What you will do :: Every record must appear in your copy exactly as written, with no pictures.

Exercise material ::

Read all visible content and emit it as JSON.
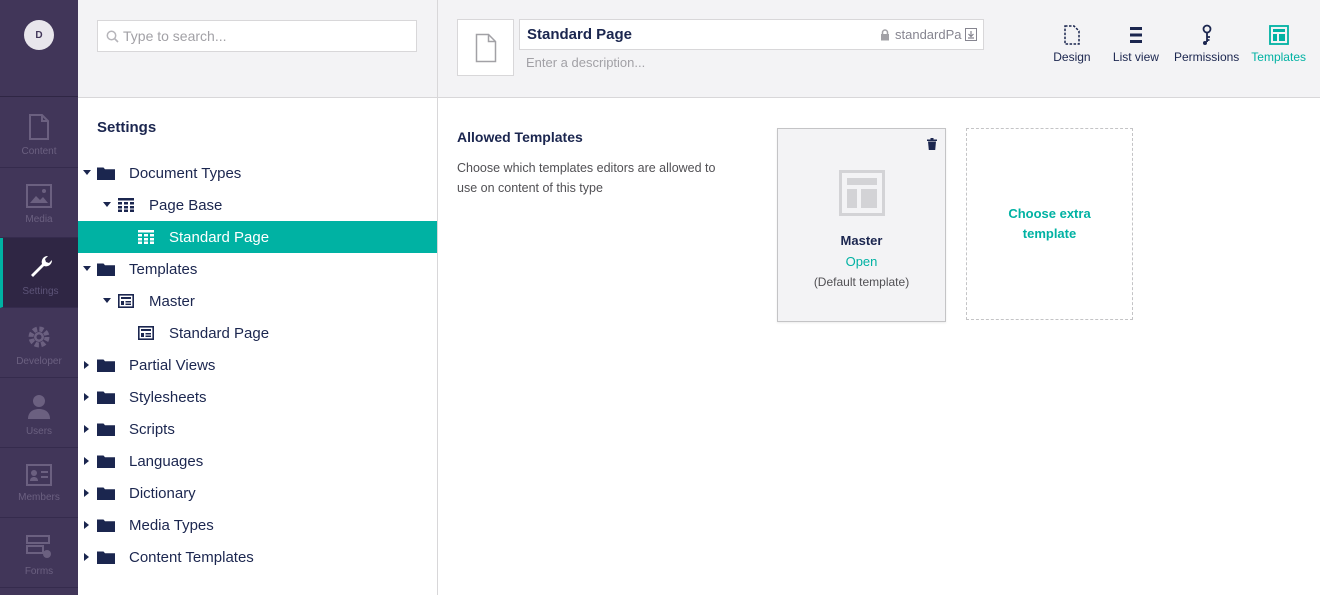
{
  "user": {
    "initial": "D"
  },
  "sections": [
    {
      "label": "Content",
      "icon": "document-icon"
    },
    {
      "label": "Media",
      "icon": "image-icon"
    },
    {
      "label": "Settings",
      "icon": "wrench-icon"
    },
    {
      "label": "Developer",
      "icon": "gear-icon"
    },
    {
      "label": "Users",
      "icon": "user-icon"
    },
    {
      "label": "Members",
      "icon": "id-card-icon"
    },
    {
      "label": "Forms",
      "icon": "form-icon"
    }
  ],
  "tree": {
    "search_placeholder": "Type to search...",
    "title": "Settings",
    "nodes": [
      {
        "label": "Document Types",
        "icon": "folder-icon",
        "caret": "expanded",
        "level": 0
      },
      {
        "label": "Page Base",
        "icon": "document-type-icon",
        "caret": "expanded",
        "level": 1
      },
      {
        "label": "Standard Page",
        "icon": "document-type-icon",
        "caret": "none",
        "level": 2,
        "selected": true
      },
      {
        "label": "Templates",
        "icon": "folder-icon",
        "caret": "expanded",
        "level": 0
      },
      {
        "label": "Master",
        "icon": "template-icon",
        "caret": "expanded",
        "level": 1
      },
      {
        "label": "Standard Page",
        "icon": "template-icon",
        "caret": "none",
        "level": 2
      },
      {
        "label": "Partial Views",
        "icon": "folder-icon",
        "caret": "collapsed",
        "level": 0
      },
      {
        "label": "Stylesheets",
        "icon": "folder-icon",
        "caret": "collapsed",
        "level": 0
      },
      {
        "label": "Scripts",
        "icon": "folder-icon",
        "caret": "collapsed",
        "level": 0
      },
      {
        "label": "Languages",
        "icon": "folder-icon",
        "caret": "collapsed",
        "level": 0
      },
      {
        "label": "Dictionary",
        "icon": "folder-icon",
        "caret": "collapsed",
        "level": 0
      },
      {
        "label": "Media Types",
        "icon": "folder-icon",
        "caret": "collapsed",
        "level": 0
      },
      {
        "label": "Content Templates",
        "icon": "folder-icon",
        "caret": "collapsed",
        "level": 0
      }
    ]
  },
  "editor": {
    "name": "Standard Page",
    "alias": "standardPa",
    "description_placeholder": "Enter a description...",
    "apps": [
      {
        "label": "Design",
        "icon": "document-outline-icon",
        "active": false
      },
      {
        "label": "List view",
        "icon": "list-icon",
        "active": false
      },
      {
        "label": "Permissions",
        "icon": "keychain-icon",
        "active": false
      },
      {
        "label": "Templates",
        "icon": "layout-icon",
        "active": true
      }
    ],
    "allowed_templates": {
      "label": "Allowed Templates",
      "description": "Choose which templates editors are allowed to use on content of this type",
      "template": {
        "name": "Master",
        "open_label": "Open",
        "default_label": "(Default template)"
      },
      "choose_label": "Choose extra template"
    }
  },
  "colors": {
    "rail": "#413659",
    "accent": "#00b2a3",
    "text": "#1b264f"
  }
}
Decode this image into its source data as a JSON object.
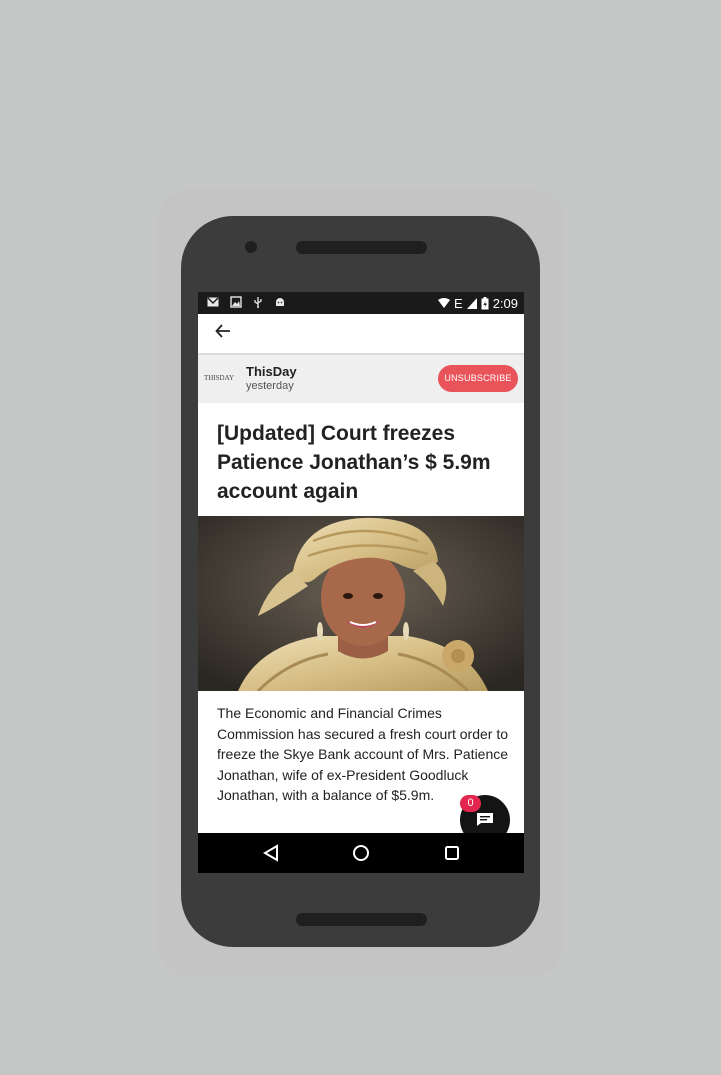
{
  "status_bar": {
    "time": "2:09",
    "network": "E",
    "icons": [
      "gmail-icon",
      "image-icon",
      "usb-icon",
      "android-debug-icon",
      "wifi-icon",
      "signal-icon",
      "battery-icon"
    ]
  },
  "app_bar": {
    "back_icon": "arrow-left-icon"
  },
  "source": {
    "logo_text": "THISDAY",
    "name": "ThisDay",
    "time": "yesterday",
    "unsubscribe_label": "UNSUBSCRIBE"
  },
  "article": {
    "title": "[Updated] Court freezes Patience Jonathan’s $ 5.9m account again",
    "body": "The Economic and Financial Crimes Commission has secured a fresh court order to freeze the Skye Bank account of Mrs. Patience Jonathan, wife of ex-President Goodluck Jonathan, with a balance of $5.9m."
  },
  "comments_fab": {
    "icon": "comment-icon",
    "count": "0"
  },
  "nav_bar": {
    "icons": [
      "back-triangle-icon",
      "home-circle-icon",
      "recents-square-icon"
    ]
  },
  "colors": {
    "accent": "#e9535a",
    "badge": "#e2264d",
    "background": "#c5c7c6",
    "phone_body": "#3c3c3c"
  }
}
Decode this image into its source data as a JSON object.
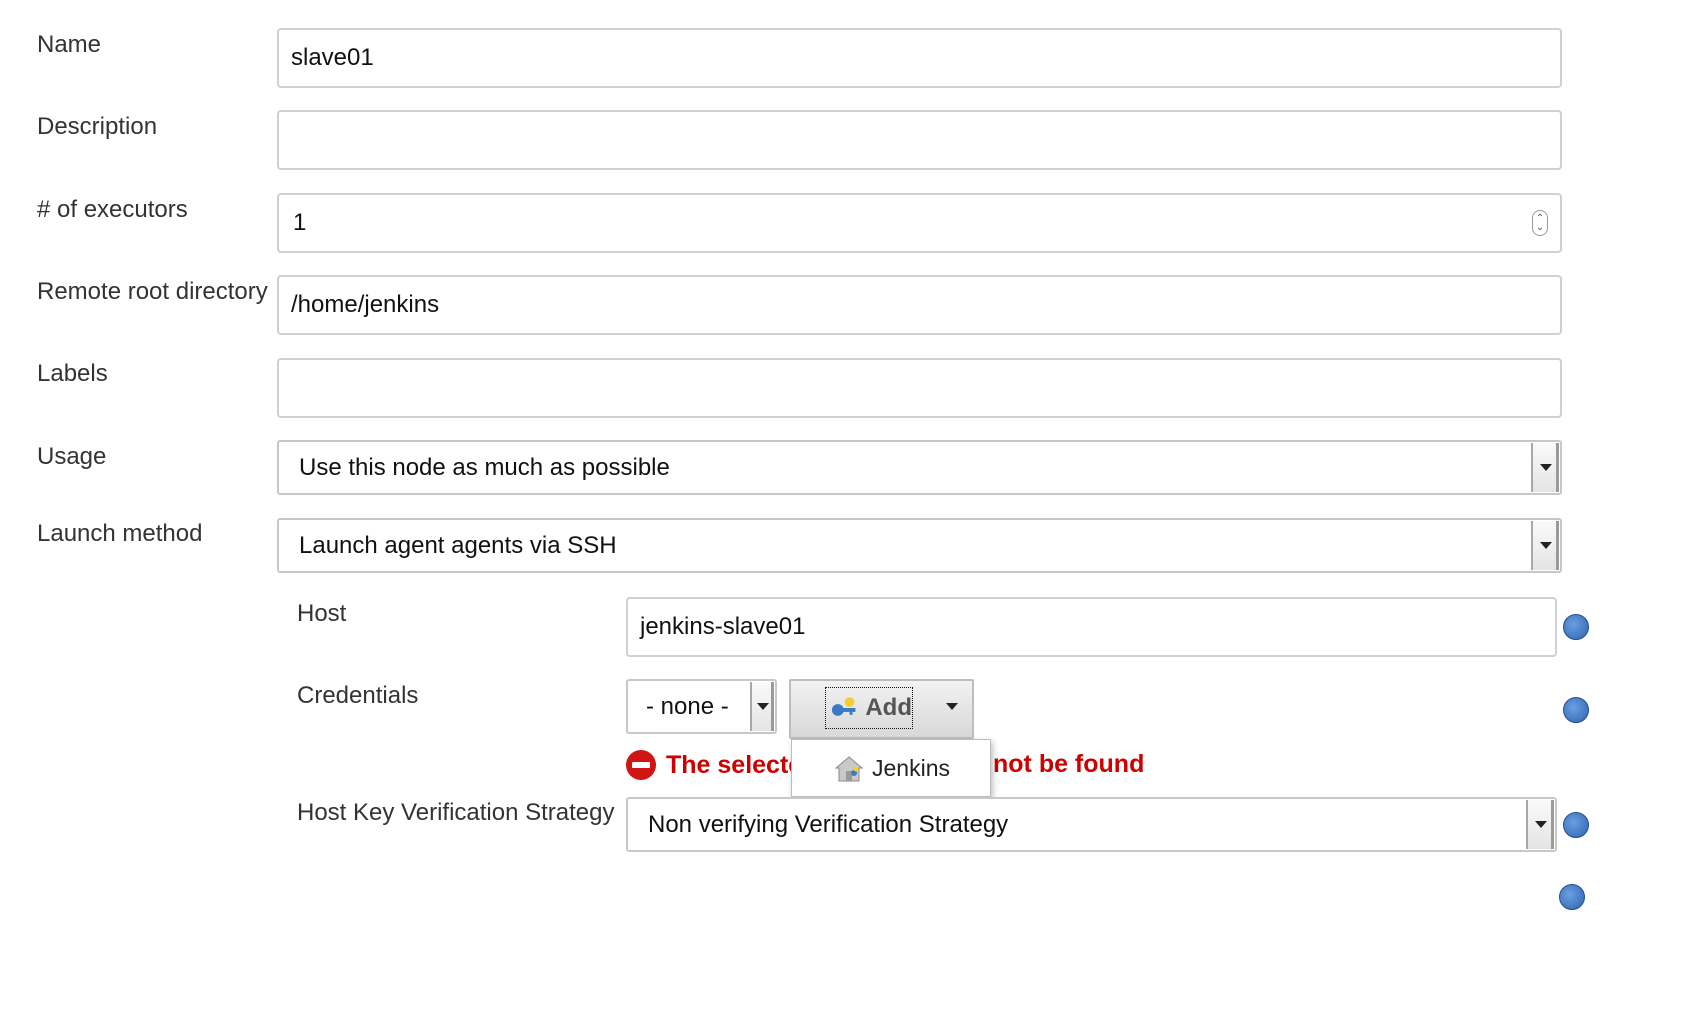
{
  "form": {
    "name": {
      "label": "Name",
      "value": "slave01"
    },
    "description": {
      "label": "Description",
      "value": ""
    },
    "executors": {
      "label": "# of executors",
      "value": "1"
    },
    "remote_root": {
      "label": "Remote root directory",
      "value": "/home/jenkins"
    },
    "labels": {
      "label": "Labels",
      "value": ""
    },
    "usage": {
      "label": "Usage",
      "selected": "Use this node as much as possible"
    },
    "launch_method": {
      "label": "Launch method",
      "selected": "Launch agent agents via SSH"
    }
  },
  "ssh": {
    "host": {
      "label": "Host",
      "value": "jenkins-slave01"
    },
    "credentials": {
      "label": "Credentials",
      "selected": "- none -",
      "add_button_label": "Add",
      "error_prefix": "The selecte",
      "error_suffix": "not be found",
      "dropdown_items": [
        "Jenkins"
      ]
    },
    "host_key": {
      "label": "Host Key Verification Strategy",
      "selected": "Non verifying Verification Strategy"
    }
  },
  "colors": {
    "error": "#cc0000",
    "help_icon": "#2f63b0",
    "border": "#d0d0d0"
  },
  "icons": {
    "help": "help-circle-icon",
    "add_button": "key-icon",
    "error": "no-entry-icon",
    "menu_item": "jenkins-store-icon"
  }
}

Exercise result ::
Read all visible content and emit it as JSON.
{
  "user": {
    "initial": "D"
  },
  "sections": [
    {
      "label": "Content",
      "icon": "document-icon"
    },
    {
      "label": "Media",
      "icon": "image-icon"
    },
    {
      "label": "Settings",
      "icon": "wrench-icon"
    },
    {
      "label": "Developer",
      "icon": "gear-icon"
    },
    {
      "label": "Users",
      "icon": "user-icon"
    },
    {
      "label": "Members",
      "icon": "id-card-icon"
    },
    {
      "label": "Forms",
      "icon": "form-icon"
    }
  ],
  "tree": {
    "search_placeholder": "Type to search...",
    "title": "Settings",
    "nodes": [
      {
        "label": "Document Types",
        "icon": "folder-icon",
        "caret": "expanded",
        "level": 0
      },
      {
        "label": "Page Base",
        "icon": "document-type-icon",
        "caret": "expanded",
        "level": 1
      },
      {
        "label": "Standard Page",
        "icon": "document-type-icon",
        "caret": "none",
        "level": 2,
        "selected": true
      },
      {
        "label": "Templates",
        "icon": "folder-icon",
        "caret": "expanded",
        "level": 0
      },
      {
        "label": "Master",
        "icon": "template-icon",
        "caret": "expanded",
        "level": 1
      },
      {
        "label": "Standard Page",
        "icon": "template-icon",
        "caret": "none",
        "level": 2
      },
      {
        "label": "Partial Views",
        "icon": "folder-icon",
        "caret": "collapsed",
        "level": 0
      },
      {
        "label": "Stylesheets",
        "icon": "folder-icon",
        "caret": "collapsed",
        "level": 0
      },
      {
        "label": "Scripts",
        "icon": "folder-icon",
        "caret": "collapsed",
        "level": 0
      },
      {
        "label": "Languages",
        "icon": "folder-icon",
        "caret": "collapsed",
        "level": 0
      },
      {
        "label": "Dictionary",
        "icon": "folder-icon",
        "caret": "collapsed",
        "level": 0
      },
      {
        "label": "Media Types",
        "icon": "folder-icon",
        "caret": "collapsed",
        "level": 0
      },
      {
        "label": "Content Templates",
        "icon": "folder-icon",
        "caret": "collapsed",
        "level": 0
      }
    ]
  },
  "editor": {
    "name": "Standard Page",
    "alias": "standardPa",
    "description_placeholder": "Enter a description...",
    "apps": [
      {
        "label": "Design",
        "icon": "document-outline-icon",
        "active": false
      },
      {
        "label": "List view",
        "icon": "list-icon",
        "active": false
      },
      {
        "label": "Permissions",
        "icon": "keychain-icon",
        "active": false
      },
      {
        "label": "Templates",
        "icon": "layout-icon",
        "active": true
      }
    ],
    "allowed_templates": {
      "label": "Allowed Templates",
      "description": "Choose which templates editors are allowed to use on content of this type",
      "template": {
        "name": "Master",
        "open_label": "Open",
        "default_label": "(Default template)"
      },
      "choose_label": "Choose extra template"
    }
  },
  "colors": {
    "rail": "#413659",
    "accent": "#00b2a3",
    "text": "#1b264f"
  }
}
Decode this image into its source data as a JSON object.
{
  "status_bar": {
    "time": "2:09",
    "network": "E",
    "icons": [
      "gmail-icon",
      "image-icon",
      "usb-icon",
      "android-debug-icon",
      "wifi-icon",
      "signal-icon",
      "battery-icon"
    ]
  },
  "app_bar": {
    "back_icon": "arrow-left-icon"
  },
  "source": {
    "logo_text": "THISDAY",
    "name": "ThisDay",
    "time": "yesterday",
    "unsubscribe_label": "UNSUBSCRIBE"
  },
  "article": {
    "title": "[Updated] Court freezes Patience Jonathan’s $ 5.9m account again",
    "body": "The Economic and Financial Crimes Commission has secured a fresh court order to freeze the Skye Bank account of Mrs. Patience Jonathan, wife of ex-President Goodluck Jonathan, with a balance of $5.9m."
  },
  "comments_fab": {
    "icon": "comment-icon",
    "count": "0"
  },
  "nav_bar": {
    "icons": [
      "back-triangle-icon",
      "home-circle-icon",
      "recents-square-icon"
    ]
  },
  "colors": {
    "accent": "#e9535a",
    "badge": "#e2264d",
    "background": "#c5c7c6",
    "phone_body": "#3c3c3c"
  }
}
Decode this image into its source data as a JSON object.
{
  "form": {
    "name": {
      "label": "Name",
      "value": "slave01"
    },
    "description": {
      "label": "Description",
      "value": ""
    },
    "executors": {
      "label": "# of executors",
      "value": "1"
    },
    "remote_root": {
      "label": "Remote root directory",
      "value": "/home/jenkins"
    },
    "labels": {
      "label": "Labels",
      "value": ""
    },
    "usage": {
      "label": "Usage",
      "selected": "Use this node as much as possible"
    },
    "launch_method": {
      "label": "Launch method",
      "selected": "Launch agent agents via SSH"
    }
  },
  "ssh": {
    "host": {
      "label": "Host",
      "value": "jenkins-slave01"
    },
    "credentials": {
      "label": "Credentials",
      "selected": "- none -",
      "add_button_label": "Add",
      "error_prefix": "The selecte",
      "error_suffix": "not be found",
      "dropdown_items": [
        "Jenkins"
      ]
    },
    "host_key": {
      "label": "Host Key Verification Strategy",
      "selected": "Non verifying Verification Strategy"
    }
  },
  "colors": {
    "error": "#cc0000",
    "help_icon": "#2f63b0",
    "border": "#d0d0d0"
  },
  "icons": {
    "help": "help-circle-icon",
    "add_button": "key-icon",
    "error": "no-entry-icon",
    "menu_item": "jenkins-store-icon"
  }
}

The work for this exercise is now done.